··· Passage to read

New PamStealer Malware Mimics Maccy App, Uses PAM to Steal Passwords
A newly discovered macOS infostealer, dubbed PamStealer, is disguising itself as the popular open-source clipboard manager Maccy while quietly harvesting credentials, browser data, and clipboard contents through a sophisticated two-stage attack chain.
Researchers at Jamf Threat Labs traced the malware’s name to its most distinctive trait: it validates stolen passwords locally through the macOS Pluggable Authentication Modules (PAM) API before exfiltrating them, avoiding shell-based verification commands like dscl or security that commodity stealers typically rely on.
PamStealer arrives via a disk image containing a compiled AppleScript file named Maccy.scpt, hosted on the typosquatting domain maccyapp[.]com.

New PamStealer Malware Mimics Maccy App
The lure text embeds homoglyphs Cyrillic and Greek characters that look identical to Latin letters so the branding appears legitimate to victims while defeating simple string-matching detections.
When opened, the file instructs victims to press Command+R, triggering an embedded JavaScript for Automation (JXA) payload.

······
··· Supplied material

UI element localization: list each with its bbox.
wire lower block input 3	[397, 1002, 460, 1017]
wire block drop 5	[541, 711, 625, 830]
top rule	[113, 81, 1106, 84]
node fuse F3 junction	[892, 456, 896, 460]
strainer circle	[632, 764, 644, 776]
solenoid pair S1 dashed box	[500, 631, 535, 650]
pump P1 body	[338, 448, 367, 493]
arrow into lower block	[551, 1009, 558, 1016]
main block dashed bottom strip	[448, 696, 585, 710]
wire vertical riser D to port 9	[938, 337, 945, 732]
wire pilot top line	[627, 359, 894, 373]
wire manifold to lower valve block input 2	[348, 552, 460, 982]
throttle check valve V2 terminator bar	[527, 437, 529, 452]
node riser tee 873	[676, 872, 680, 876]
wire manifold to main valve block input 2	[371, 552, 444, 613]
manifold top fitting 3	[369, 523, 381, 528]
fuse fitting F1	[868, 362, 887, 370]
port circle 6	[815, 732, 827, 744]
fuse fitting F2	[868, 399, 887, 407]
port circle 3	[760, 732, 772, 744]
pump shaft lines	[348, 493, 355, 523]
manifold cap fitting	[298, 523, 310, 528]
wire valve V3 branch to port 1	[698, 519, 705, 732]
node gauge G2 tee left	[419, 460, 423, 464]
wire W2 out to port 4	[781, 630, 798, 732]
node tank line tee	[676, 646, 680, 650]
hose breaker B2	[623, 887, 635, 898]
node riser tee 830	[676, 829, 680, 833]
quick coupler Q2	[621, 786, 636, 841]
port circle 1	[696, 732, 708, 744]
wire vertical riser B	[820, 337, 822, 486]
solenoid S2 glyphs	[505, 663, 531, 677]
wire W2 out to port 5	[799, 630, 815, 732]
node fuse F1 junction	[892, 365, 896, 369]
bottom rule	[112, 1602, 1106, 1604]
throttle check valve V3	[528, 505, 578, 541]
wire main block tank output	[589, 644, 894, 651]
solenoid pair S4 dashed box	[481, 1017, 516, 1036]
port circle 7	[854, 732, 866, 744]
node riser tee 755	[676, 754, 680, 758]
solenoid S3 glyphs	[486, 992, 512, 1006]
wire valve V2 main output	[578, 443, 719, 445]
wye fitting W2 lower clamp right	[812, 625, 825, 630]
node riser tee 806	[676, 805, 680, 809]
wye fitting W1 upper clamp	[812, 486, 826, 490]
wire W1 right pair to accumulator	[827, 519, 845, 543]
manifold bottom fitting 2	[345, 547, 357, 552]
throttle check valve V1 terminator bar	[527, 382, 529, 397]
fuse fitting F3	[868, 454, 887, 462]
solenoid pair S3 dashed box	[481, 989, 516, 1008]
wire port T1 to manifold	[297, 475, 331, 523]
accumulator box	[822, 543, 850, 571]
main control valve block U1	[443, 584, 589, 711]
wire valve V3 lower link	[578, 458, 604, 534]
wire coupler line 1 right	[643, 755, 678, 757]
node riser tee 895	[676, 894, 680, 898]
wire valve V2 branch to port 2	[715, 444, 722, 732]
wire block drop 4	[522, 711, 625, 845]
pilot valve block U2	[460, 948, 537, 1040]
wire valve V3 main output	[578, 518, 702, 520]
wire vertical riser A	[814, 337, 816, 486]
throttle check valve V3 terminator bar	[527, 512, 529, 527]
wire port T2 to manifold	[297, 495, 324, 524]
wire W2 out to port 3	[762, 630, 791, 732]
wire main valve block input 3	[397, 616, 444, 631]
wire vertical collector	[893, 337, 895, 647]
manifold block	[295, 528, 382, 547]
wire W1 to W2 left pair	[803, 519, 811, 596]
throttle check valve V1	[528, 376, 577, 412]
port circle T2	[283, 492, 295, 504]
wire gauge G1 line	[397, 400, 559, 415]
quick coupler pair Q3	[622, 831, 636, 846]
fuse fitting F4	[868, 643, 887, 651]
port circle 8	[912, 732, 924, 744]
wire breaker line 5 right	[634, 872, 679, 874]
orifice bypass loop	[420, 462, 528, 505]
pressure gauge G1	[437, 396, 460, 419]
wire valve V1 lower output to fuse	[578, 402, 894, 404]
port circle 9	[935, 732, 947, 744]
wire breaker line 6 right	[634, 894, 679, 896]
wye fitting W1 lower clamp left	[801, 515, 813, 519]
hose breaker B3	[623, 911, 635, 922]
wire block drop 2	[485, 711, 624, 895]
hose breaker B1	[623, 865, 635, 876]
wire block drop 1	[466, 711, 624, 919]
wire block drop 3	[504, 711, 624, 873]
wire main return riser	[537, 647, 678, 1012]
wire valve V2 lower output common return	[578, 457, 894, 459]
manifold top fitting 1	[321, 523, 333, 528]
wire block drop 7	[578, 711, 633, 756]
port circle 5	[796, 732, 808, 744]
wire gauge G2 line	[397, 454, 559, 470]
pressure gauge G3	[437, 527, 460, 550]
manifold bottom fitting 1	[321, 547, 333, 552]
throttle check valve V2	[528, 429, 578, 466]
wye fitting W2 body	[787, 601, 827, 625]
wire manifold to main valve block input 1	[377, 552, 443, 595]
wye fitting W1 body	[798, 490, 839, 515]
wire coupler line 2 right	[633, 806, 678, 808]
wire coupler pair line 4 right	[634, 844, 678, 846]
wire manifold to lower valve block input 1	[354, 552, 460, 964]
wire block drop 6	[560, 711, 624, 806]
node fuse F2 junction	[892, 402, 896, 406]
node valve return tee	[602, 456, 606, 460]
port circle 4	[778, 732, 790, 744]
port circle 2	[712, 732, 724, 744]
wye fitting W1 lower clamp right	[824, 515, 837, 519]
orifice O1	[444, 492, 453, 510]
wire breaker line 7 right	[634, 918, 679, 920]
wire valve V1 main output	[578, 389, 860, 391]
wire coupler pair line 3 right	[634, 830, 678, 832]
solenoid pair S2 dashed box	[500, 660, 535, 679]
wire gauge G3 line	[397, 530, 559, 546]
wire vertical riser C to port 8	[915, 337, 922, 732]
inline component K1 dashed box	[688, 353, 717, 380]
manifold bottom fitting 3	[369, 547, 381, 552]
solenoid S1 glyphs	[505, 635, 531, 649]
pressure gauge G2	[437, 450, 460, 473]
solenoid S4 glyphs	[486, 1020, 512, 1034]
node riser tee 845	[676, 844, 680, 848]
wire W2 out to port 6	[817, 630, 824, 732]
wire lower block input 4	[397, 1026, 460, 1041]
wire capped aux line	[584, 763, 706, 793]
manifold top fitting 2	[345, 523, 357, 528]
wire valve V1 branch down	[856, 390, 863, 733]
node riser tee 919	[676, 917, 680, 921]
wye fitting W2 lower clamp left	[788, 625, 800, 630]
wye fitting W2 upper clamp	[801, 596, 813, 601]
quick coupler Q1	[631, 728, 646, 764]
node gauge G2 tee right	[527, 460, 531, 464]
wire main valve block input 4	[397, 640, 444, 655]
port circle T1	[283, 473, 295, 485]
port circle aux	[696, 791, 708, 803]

······

**Task set:**
1) Copy the part of the PamStealer article that opens with "PamStealer arrives via" and closes with "simple string-matching detections.", swapping "homoglyphs" for "lookalike characters".
2) According to the PamStealer article, what is the name of the compiled AppleScript file delivered in the disk image?
3) Write the next part of the PamStealer article, picking up after its final sentence.

**Responses per task:**
1)
PamStealer arrives via a disk image containing a compiled AppleScript file named Maccy.scpt, hosted on the typosquatting domain maccyapp[.]com.

New PamStealer Malware Mimics Maccy App
The lure text embeds lookalike characters Cyrillic and Greek characters that look identical to Latin letters so the branding appears legitimate to victims while defeating simple string-matching detections.

2) Maccy.scpt

3)
This downloader derives an encryption key from device fingerprinting (CPU architecture, locale, keyboard layout, and time zone) to unlock a hidden configuration file that only decrypts on Apple silicon, causing the malware to silently terminate on Intel Macs.
Notably, the malware checks for CIS-region signals Russian, Belarusian, and Kazakh locales, time zones, and keyboard layouts aborting execution if any match is found, hinting at the likely origin of its operators.
Once checks pass, the malware retrieves its second-stage payload using native NSURLSession calls, staging it into a fake bundle disguised as Finder.app or Software Update.app. It’s ad-hoc signed and launched hidden from the Dock.
The payload is a stripped-down arm64 Mach-O binary written in Rust an uncommon language choice for macOS stealers, which typically favor Swift, Go, or Objective-C.
It extracts credentials from browser and crypto-wallet databases via SQLite calls and accesses Keychain data by loading Security.framework at runtime, evading casual binary analysis. Clipboard contents are captured by repeatedly spawning pbpaste at irregular intervals.
Password theft occurs through a convincing fake system dialog validated live via pam_authenticate, re-prompting until a correct password is entered.

Jamf noted the malware later coerces Full Disk Access through a delayed, counterfeit system alert appearing up to 40 minutes post-launch timed to avoid suspicion.
For persistence, PamStealer registers via both the modern SMAppService API and a dropped helper binary using the legacy login items list, ensuring redundant footholds.
Stolen data is sent to avenger-sync[.]live/api/sync using ChaCha20-Poly1305 encryption with runtime-generated keys never written to disk.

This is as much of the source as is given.